Here are records with pictures in them. Copy all of them exactly and leave the pictures out.

======== Information given ========

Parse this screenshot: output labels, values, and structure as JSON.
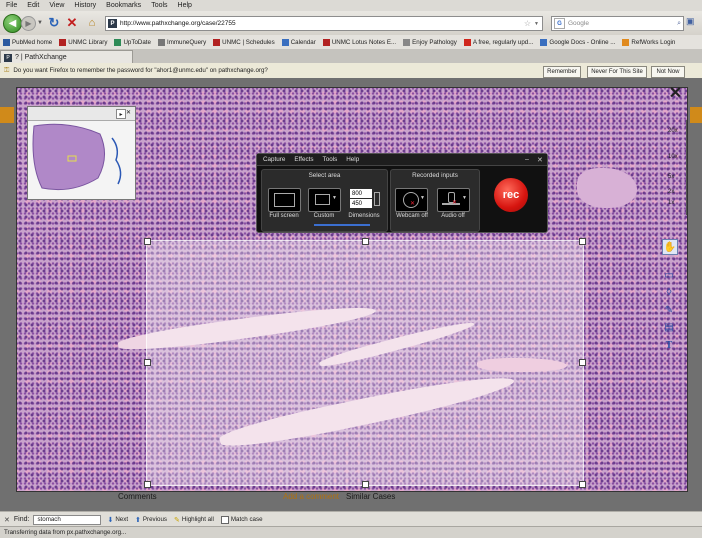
{
  "menu": [
    "File",
    "Edit",
    "View",
    "History",
    "Bookmarks",
    "Tools",
    "Help"
  ],
  "nav": {
    "url": "http://www.pathxchange.org/case/22755",
    "search_placeholder": "Google",
    "favicon": "P"
  },
  "bookmarks": [
    {
      "label": "PubMed home",
      "color": "#2c5aa0"
    },
    {
      "label": "UNMC Library",
      "color": "#b22222"
    },
    {
      "label": "UpToDate",
      "color": "#2e8b57"
    },
    {
      "label": "ImmuneQuery",
      "color": "#777777"
    },
    {
      "label": "UNMC | Schedules",
      "color": "#b22222"
    },
    {
      "label": "Calendar",
      "color": "#3a6fbf"
    },
    {
      "label": "UNMC Lotus Notes E...",
      "color": "#b22222"
    },
    {
      "label": "Enjoy Pathology",
      "color": "#888888"
    },
    {
      "label": "A free, regularly upd...",
      "color": "#d0271d"
    },
    {
      "label": "Google Docs - Online ...",
      "color": "#3a6fbf"
    },
    {
      "label": "RefWorks Login",
      "color": "#e08a1e"
    }
  ],
  "tab": {
    "label": "? | PathXchange",
    "icon": "P"
  },
  "password_bar": {
    "message": "Do you want Firefox to remember the password for \"ahor1@unmc.edu\" on pathxchange.org?",
    "buttons": [
      "Remember",
      "Never For This Site",
      "Not Now"
    ]
  },
  "viewer": {
    "zoom_levels": [
      "20x",
      "10x",
      "5x",
      "2x",
      "1x"
    ],
    "close": "✕"
  },
  "capture_toolbar": {
    "menu": [
      "Capture",
      "Effects",
      "Tools",
      "Help"
    ],
    "select_area_title": "Select area",
    "recorded_inputs_title": "Recorded inputs",
    "full_screen": "Full screen",
    "custom": "Custom",
    "dimensions": "Dimensions",
    "width": "800",
    "height": "450",
    "webcam": "Webcam off",
    "audio": "Audio off",
    "rec": "rec"
  },
  "page_links": {
    "comments": "Comments",
    "add_comment": "Add a comment",
    "similar": "Similar Cases"
  },
  "find": {
    "label": "Find:",
    "value": "stomach",
    "next": "Next",
    "previous": "Previous",
    "highlight": "Highlight all",
    "match_case": "Match case"
  },
  "status": "Transferring data from px.pathxchange.org..."
}
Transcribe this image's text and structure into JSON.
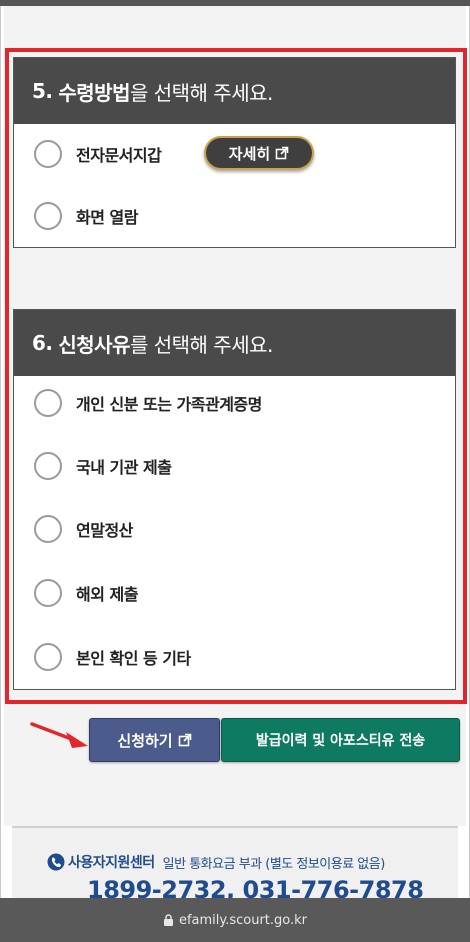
{
  "section5": {
    "num": "5.",
    "bold": "수령방법",
    "rest": "을 선택해 주세요.",
    "options": [
      {
        "label": "전자문서지갑"
      },
      {
        "label": "화면 열람"
      }
    ],
    "detail_label": "자세히"
  },
  "section6": {
    "num": "6.",
    "bold": "신청사유",
    "rest": "를 선택해 주세요.",
    "options": [
      {
        "label": "개인 신분 또는 가족관계증명"
      },
      {
        "label": "국내 기관 제출"
      },
      {
        "label": "연말정산"
      },
      {
        "label": "해외 제출"
      },
      {
        "label": "본인 확인 등 기타"
      }
    ]
  },
  "actions": {
    "apply_label": "신청하기",
    "history_label": "발급이력 및 아포스티유 전송"
  },
  "support": {
    "title": "사용자지원센터",
    "note": "일반 통화요금 부과 (별도 정보이용료 없음)",
    "phones": "1899-2732, 031-776-7878"
  },
  "browser": {
    "url": "efamily.scourt.go.kr"
  },
  "colors": {
    "highlight": "#e3262b",
    "header": "#4a4a4a",
    "apply": "#4a5b8c",
    "history": "#0f7a62",
    "support_text": "#1f4b8f"
  }
}
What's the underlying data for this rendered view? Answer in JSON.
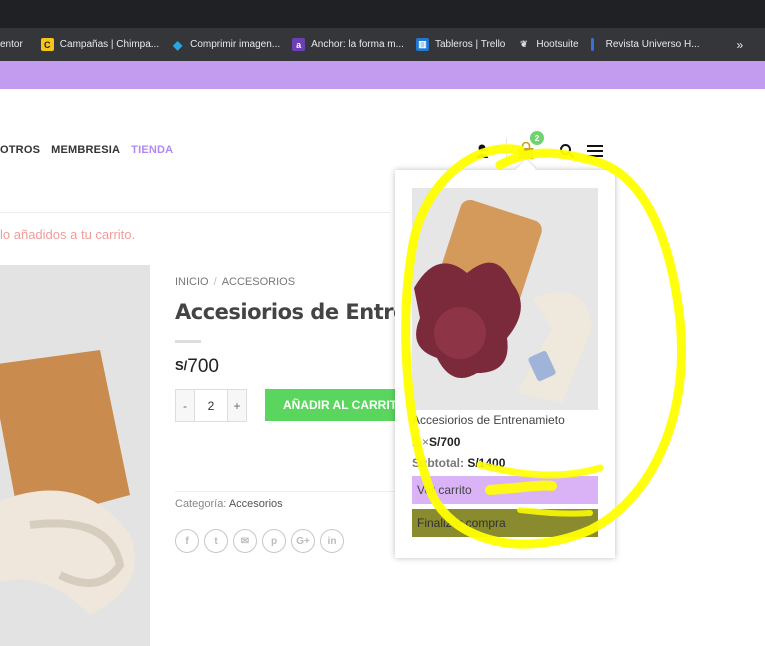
{
  "browser": {
    "bookmarks": [
      {
        "label": "entor",
        "icon": ""
      },
      {
        "label": "Campañas | Chimpa...",
        "icon": "chimp-icon",
        "color": "#f5c518"
      },
      {
        "label": "Comprimir imagen...",
        "icon": "compress-icon",
        "color": "#27a5e0"
      },
      {
        "label": "Anchor: la forma m...",
        "icon": "anchor-icon",
        "color": "#6b3fb5"
      },
      {
        "label": "Tableros | Trello",
        "icon": "trello-icon",
        "color": "#1f78d1"
      },
      {
        "label": "Hootsuite",
        "icon": "owl-icon",
        "color": "#dddddd"
      },
      {
        "label": "Revista Universo H...",
        "icon": "bookmark-icon",
        "color": "#3a6fd8"
      }
    ],
    "more": "»"
  },
  "nav": {
    "items": [
      "OTROS",
      "MEMBRESIA",
      "TIENDA"
    ],
    "active": "TIENDA"
  },
  "header": {
    "cart_count": "2"
  },
  "notice": "lo añadidos a tu carrito.",
  "product": {
    "breadcrumb": [
      "INICIO",
      "ACCESORIOS"
    ],
    "breadcrumb_sep": "/",
    "title": "Accesiorios de Entrena",
    "currency": "S/",
    "price": "700",
    "qty_minus": "-",
    "qty_value": "2",
    "qty_plus": "+",
    "add_to_cart": "AÑADIR AL CARRITO",
    "category_label": "Categoría:",
    "category_value": "Accesorios",
    "share": [
      "f",
      "t",
      "✉",
      "p",
      "G+",
      "in"
    ]
  },
  "cart_dropdown": {
    "item_name": "Accesiorios de Entrenamieto",
    "item_qty": "2 ×",
    "item_price": "S/700",
    "subtotal_label": "Subtotal:",
    "subtotal_value": "S/1400",
    "view_cart": "Ver carrito",
    "checkout": "Finalizar compra"
  },
  "colors": {
    "accent": "#c39cf0",
    "add_to_cart": "#5ad65f",
    "badge": "#6fd36f",
    "annotation": "#ffff00"
  }
}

========

Solution to the exercise:
Parse this screenshot: output labels, values, and structure as JSON.
{
  "menu": [
    "File",
    "Edit",
    "View",
    "History",
    "Bookmarks",
    "Tools",
    "Help"
  ],
  "nav": {
    "url": "http://www.pathxchange.org/case/22755",
    "search_placeholder": "Google",
    "favicon": "P"
  },
  "bookmarks": [
    {
      "label": "PubMed home",
      "color": "#2c5aa0"
    },
    {
      "label": "UNMC Library",
      "color": "#b22222"
    },
    {
      "label": "UpToDate",
      "color": "#2e8b57"
    },
    {
      "label": "ImmuneQuery",
      "color": "#777777"
    },
    {
      "label": "UNMC | Schedules",
      "color": "#b22222"
    },
    {
      "label": "Calendar",
      "color": "#3a6fbf"
    },
    {
      "label": "UNMC Lotus Notes E...",
      "color": "#b22222"
    },
    {
      "label": "Enjoy Pathology",
      "color": "#888888"
    },
    {
      "label": "A free, regularly upd...",
      "color": "#d0271d"
    },
    {
      "label": "Google Docs - Online ...",
      "color": "#3a6fbf"
    },
    {
      "label": "RefWorks Login",
      "color": "#e08a1e"
    }
  ],
  "tab": {
    "label": "? | PathXchange",
    "icon": "P"
  },
  "password_bar": {
    "message": "Do you want Firefox to remember the password for \"ahor1@unmc.edu\" on pathxchange.org?",
    "buttons": [
      "Remember",
      "Never For This Site",
      "Not Now"
    ]
  },
  "viewer": {
    "zoom_levels": [
      "20x",
      "10x",
      "5x",
      "2x",
      "1x"
    ],
    "close": "✕"
  },
  "capture_toolbar": {
    "menu": [
      "Capture",
      "Effects",
      "Tools",
      "Help"
    ],
    "select_area_title": "Select area",
    "recorded_inputs_title": "Recorded inputs",
    "full_screen": "Full screen",
    "custom": "Custom",
    "dimensions": "Dimensions",
    "width": "800",
    "height": "450",
    "webcam": "Webcam off",
    "audio": "Audio off",
    "rec": "rec"
  },
  "page_links": {
    "comments": "Comments",
    "add_comment": "Add a comment",
    "similar": "Similar Cases"
  },
  "find": {
    "label": "Find:",
    "value": "stomach",
    "next": "Next",
    "previous": "Previous",
    "highlight": "Highlight all",
    "match_case": "Match case"
  },
  "status": "Transferring data from px.pathxchange.org..."
}
Transcribe this image's text and structure into JSON.
{
  "section5": {
    "num": "5.",
    "bold": "수령방법",
    "rest": "을 선택해 주세요.",
    "options": [
      {
        "label": "전자문서지갑"
      },
      {
        "label": "화면 열람"
      }
    ],
    "detail_label": "자세히"
  },
  "section6": {
    "num": "6.",
    "bold": "신청사유",
    "rest": "를 선택해 주세요.",
    "options": [
      {
        "label": "개인 신분 또는 가족관계증명"
      },
      {
        "label": "국내 기관 제출"
      },
      {
        "label": "연말정산"
      },
      {
        "label": "해외 제출"
      },
      {
        "label": "본인 확인 등 기타"
      }
    ]
  },
  "actions": {
    "apply_label": "신청하기",
    "history_label": "발급이력 및 아포스티유 전송"
  },
  "support": {
    "title": "사용자지원센터",
    "note": "일반 통화요금 부과 (별도 정보이용료 없음)",
    "phones": "1899-2732, 031-776-7878"
  },
  "browser": {
    "url": "efamily.scourt.go.kr"
  },
  "colors": {
    "highlight": "#e3262b",
    "header": "#4a4a4a",
    "apply": "#4a5b8c",
    "history": "#0f7a62",
    "support_text": "#1f4b8f"
  }
}
What's the underlying data for this rendered view? Answer in JSON.
{
  "browser": {
    "bookmarks": [
      {
        "label": "entor",
        "icon": ""
      },
      {
        "label": "Campañas | Chimpa...",
        "icon": "chimp-icon",
        "color": "#f5c518"
      },
      {
        "label": "Comprimir imagen...",
        "icon": "compress-icon",
        "color": "#27a5e0"
      },
      {
        "label": "Anchor: la forma m...",
        "icon": "anchor-icon",
        "color": "#6b3fb5"
      },
      {
        "label": "Tableros | Trello",
        "icon": "trello-icon",
        "color": "#1f78d1"
      },
      {
        "label": "Hootsuite",
        "icon": "owl-icon",
        "color": "#dddddd"
      },
      {
        "label": "Revista Universo H...",
        "icon": "bookmark-icon",
        "color": "#3a6fd8"
      }
    ],
    "more": "»"
  },
  "nav": {
    "items": [
      "OTROS",
      "MEMBRESIA",
      "TIENDA"
    ],
    "active": "TIENDA"
  },
  "header": {
    "cart_count": "2"
  },
  "notice": "lo añadidos a tu carrito.",
  "product": {
    "breadcrumb": [
      "INICIO",
      "ACCESORIOS"
    ],
    "breadcrumb_sep": "/",
    "title": "Accesiorios de Entrena",
    "currency": "S/",
    "price": "700",
    "qty_minus": "-",
    "qty_value": "2",
    "qty_plus": "+",
    "add_to_cart": "AÑADIR AL CARRITO",
    "category_label": "Categoría:",
    "category_value": "Accesorios",
    "share": [
      "f",
      "t",
      "✉",
      "p",
      "G+",
      "in"
    ]
  },
  "cart_dropdown": {
    "item_name": "Accesiorios de Entrenamieto",
    "item_qty": "2 ×",
    "item_price": "S/700",
    "subtotal_label": "Subtotal:",
    "subtotal_value": "S/1400",
    "view_cart": "Ver carrito",
    "checkout": "Finalizar compra"
  },
  "colors": {
    "accent": "#c39cf0",
    "add_to_cart": "#5ad65f",
    "badge": "#6fd36f",
    "annotation": "#ffff00"
  }
}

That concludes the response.